• **What you will do**: Extract each line of the records below that contains the word "values".

• **Information provided**:
▬▬▬▬▬▬

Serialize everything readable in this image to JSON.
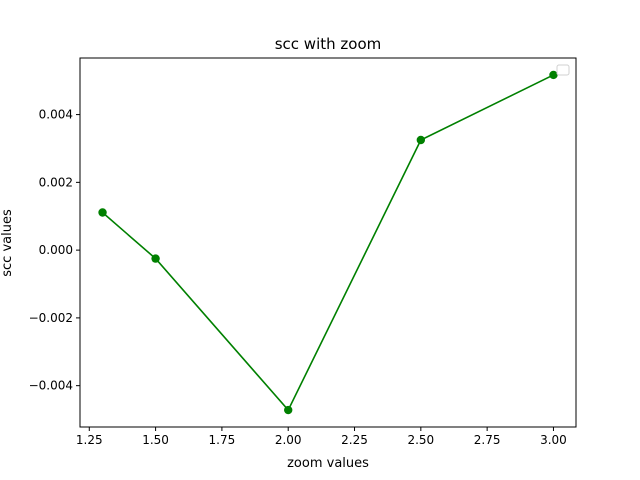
{
  "chart_data": {
    "type": "line",
    "title": "scc with zoom",
    "xlabel": "zoom values",
    "ylabel": "scc values",
    "x": [
      1.3,
      1.5,
      2.0,
      2.5,
      3.0
    ],
    "series": [
      {
        "values": [
          0.00111,
          -0.00025,
          -0.00472,
          0.00325,
          0.00517
        ],
        "color": "#008000",
        "marker": "circle"
      }
    ],
    "xlim": [
      1.215,
      3.085
    ],
    "ylim": [
      -0.00522,
      0.00567
    ],
    "xticks": [
      1.25,
      1.5,
      1.75,
      2.0,
      2.25,
      2.5,
      2.75,
      3.0
    ],
    "xtick_labels": [
      "1.25",
      "1.50",
      "1.75",
      "2.00",
      "2.25",
      "2.50",
      "2.75",
      "3.00"
    ],
    "yticks": [
      -0.004,
      -0.002,
      0.0,
      0.002,
      0.004
    ],
    "ytick_labels": [
      "−0.004",
      "−0.002",
      "0.000",
      "0.002",
      "0.004"
    ],
    "grid": false,
    "legend": {
      "placement": "top-right",
      "entries": []
    }
  }
}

▬▬▬▬▬▬

• **Answer to the exercise**:
    "xlabel": "zoom values",
    "ylabel": "scc values",
        "values": [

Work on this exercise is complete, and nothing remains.